**Given request:** Leaving out the pictures, transcribe all of the records faithfully.

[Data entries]

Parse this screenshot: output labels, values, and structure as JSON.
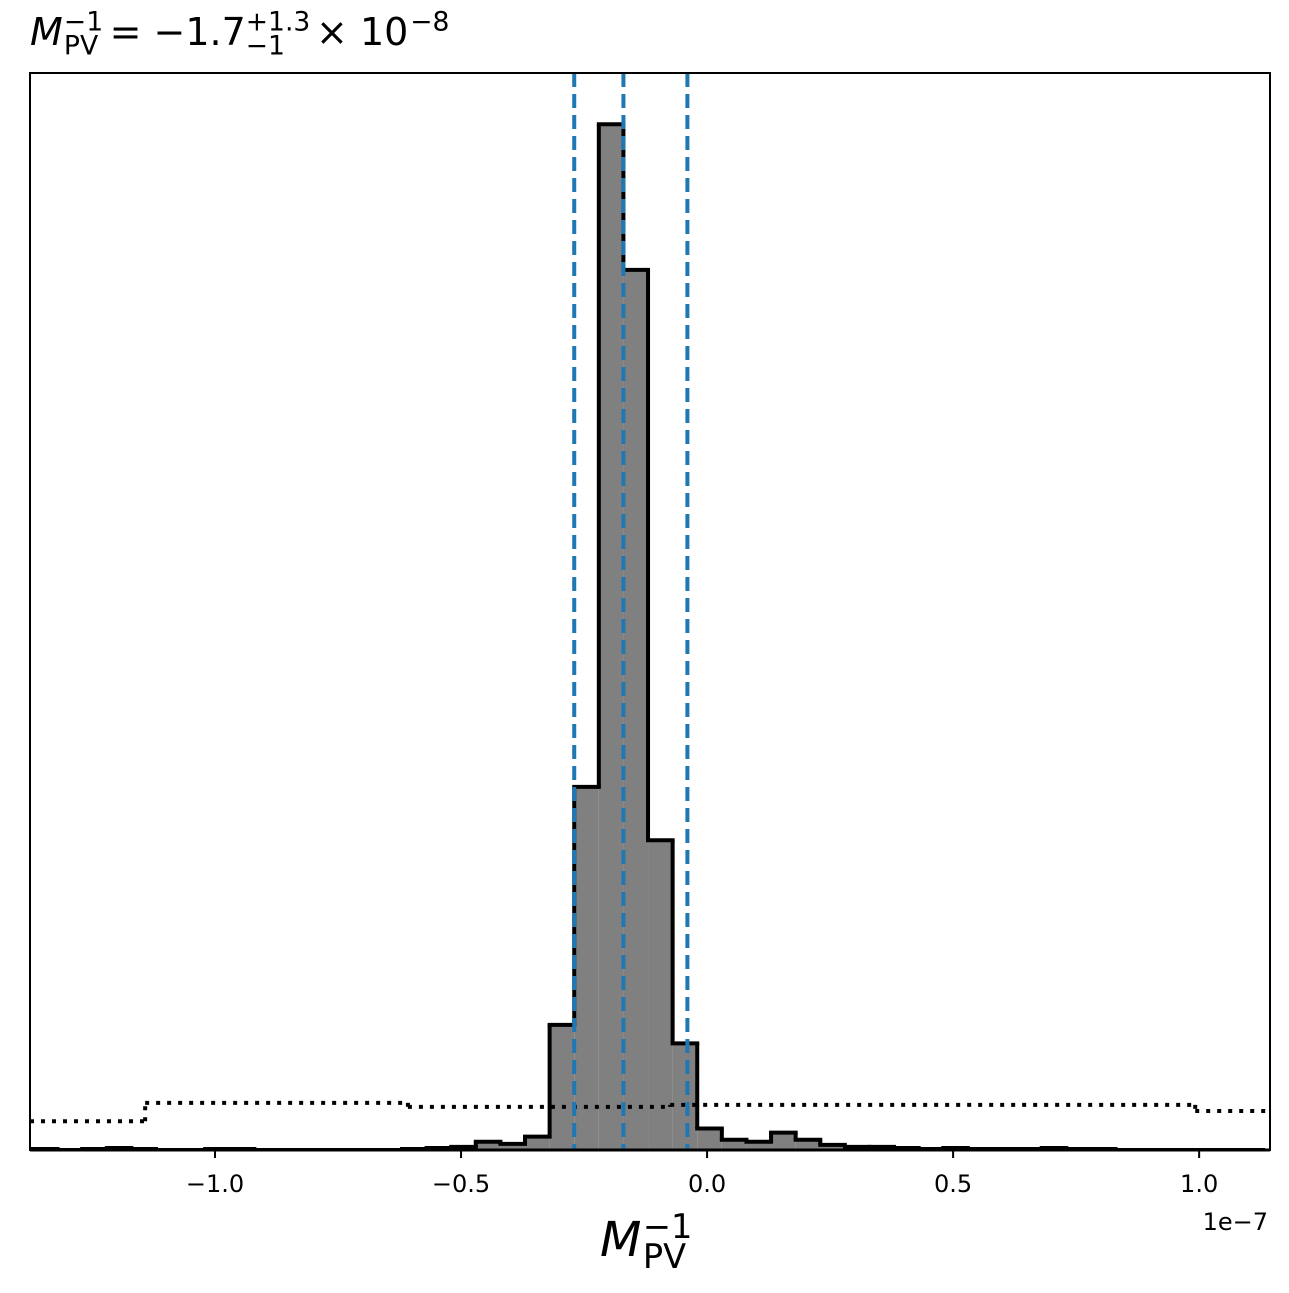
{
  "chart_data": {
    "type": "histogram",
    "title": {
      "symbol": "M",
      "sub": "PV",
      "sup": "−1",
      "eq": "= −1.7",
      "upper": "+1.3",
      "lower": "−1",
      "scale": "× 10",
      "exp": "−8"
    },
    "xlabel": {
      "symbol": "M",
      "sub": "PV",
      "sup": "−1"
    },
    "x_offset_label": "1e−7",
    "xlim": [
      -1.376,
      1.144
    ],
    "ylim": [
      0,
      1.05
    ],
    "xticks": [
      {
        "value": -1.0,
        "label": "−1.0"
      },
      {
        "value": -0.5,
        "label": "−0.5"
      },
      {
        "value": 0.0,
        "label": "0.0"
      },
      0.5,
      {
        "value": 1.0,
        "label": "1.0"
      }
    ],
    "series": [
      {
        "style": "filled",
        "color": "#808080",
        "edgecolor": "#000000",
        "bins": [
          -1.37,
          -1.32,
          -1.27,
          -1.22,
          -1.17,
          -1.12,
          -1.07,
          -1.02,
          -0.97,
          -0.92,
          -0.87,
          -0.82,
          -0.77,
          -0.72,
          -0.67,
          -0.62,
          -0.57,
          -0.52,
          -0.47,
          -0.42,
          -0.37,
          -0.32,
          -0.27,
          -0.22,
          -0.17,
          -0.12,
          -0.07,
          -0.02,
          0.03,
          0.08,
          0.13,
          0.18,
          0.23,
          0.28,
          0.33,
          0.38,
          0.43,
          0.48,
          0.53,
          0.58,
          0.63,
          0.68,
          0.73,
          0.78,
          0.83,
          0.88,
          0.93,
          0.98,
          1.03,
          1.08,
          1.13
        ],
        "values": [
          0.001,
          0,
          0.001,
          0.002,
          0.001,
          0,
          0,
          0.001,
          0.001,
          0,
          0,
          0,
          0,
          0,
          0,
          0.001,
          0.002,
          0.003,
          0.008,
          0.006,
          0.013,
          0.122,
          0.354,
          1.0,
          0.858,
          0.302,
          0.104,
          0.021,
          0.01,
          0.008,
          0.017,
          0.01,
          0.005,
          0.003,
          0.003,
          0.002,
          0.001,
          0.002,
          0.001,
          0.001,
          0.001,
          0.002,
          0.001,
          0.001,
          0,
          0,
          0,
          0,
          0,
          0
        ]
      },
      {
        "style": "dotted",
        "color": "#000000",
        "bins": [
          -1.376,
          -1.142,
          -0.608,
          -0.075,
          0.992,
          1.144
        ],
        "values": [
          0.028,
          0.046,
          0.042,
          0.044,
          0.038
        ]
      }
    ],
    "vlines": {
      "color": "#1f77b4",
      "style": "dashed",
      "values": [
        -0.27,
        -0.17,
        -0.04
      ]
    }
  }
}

**Task solution:**
Parse this screenshot: output labels, values, and structure as JSON.
{
  "chart_data": {
    "type": "histogram",
    "title": {
      "symbol": "M",
      "sub": "PV",
      "sup": "−1",
      "eq": "= −1.7",
      "upper": "+1.3",
      "lower": "−1",
      "scale": "× 10",
      "exp": "−8"
    },
    "xlabel": {
      "symbol": "M",
      "sub": "PV",
      "sup": "−1"
    },
    "x_offset_label": "1e−7",
    "xlim": [
      -1.376,
      1.144
    ],
    "ylim": [
      0,
      1.05
    ],
    "xticks": [
      {
        "value": -1.0,
        "label": "−1.0"
      },
      {
        "value": -0.5,
        "label": "−0.5"
      },
      {
        "value": 0.0,
        "label": "0.0"
      },
      0.5,
      {
        "value": 1.0,
        "label": "1.0"
      }
    ],
    "series": [
      {
        "style": "filled",
        "color": "#808080",
        "edgecolor": "#000000",
        "bins": [
          -1.37,
          -1.32,
          -1.27,
          -1.22,
          -1.17,
          -1.12,
          -1.07,
          -1.02,
          -0.97,
          -0.92,
          -0.87,
          -0.82,
          -0.77,
          -0.72,
          -0.67,
          -0.62,
          -0.57,
          -0.52,
          -0.47,
          -0.42,
          -0.37,
          -0.32,
          -0.27,
          -0.22,
          -0.17,
          -0.12,
          -0.07,
          -0.02,
          0.03,
          0.08,
          0.13,
          0.18,
          0.23,
          0.28,
          0.33,
          0.38,
          0.43,
          0.48,
          0.53,
          0.58,
          0.63,
          0.68,
          0.73,
          0.78,
          0.83,
          0.88,
          0.93,
          0.98,
          1.03,
          1.08,
          1.13
        ],
        "values": [
          0.001,
          0,
          0.001,
          0.002,
          0.001,
          0,
          0,
          0.001,
          0.001,
          0,
          0,
          0,
          0,
          0,
          0,
          0.001,
          0.002,
          0.003,
          0.008,
          0.006,
          0.013,
          0.122,
          0.354,
          1.0,
          0.858,
          0.302,
          0.104,
          0.021,
          0.01,
          0.008,
          0.017,
          0.01,
          0.005,
          0.003,
          0.003,
          0.002,
          0.001,
          0.002,
          0.001,
          0.001,
          0.001,
          0.002,
          0.001,
          0.001,
          0,
          0,
          0,
          0,
          0,
          0
        ]
      },
      {
        "style": "dotted",
        "color": "#000000",
        "bins": [
          -1.376,
          -1.142,
          -0.608,
          -0.075,
          0.992,
          1.144
        ],
        "values": [
          0.028,
          0.046,
          0.042,
          0.044,
          0.038
        ]
      }
    ],
    "vlines": {
      "color": "#1f77b4",
      "style": "dashed",
      "values": [
        -0.27,
        -0.17,
        -0.04
      ]
    }
  }
}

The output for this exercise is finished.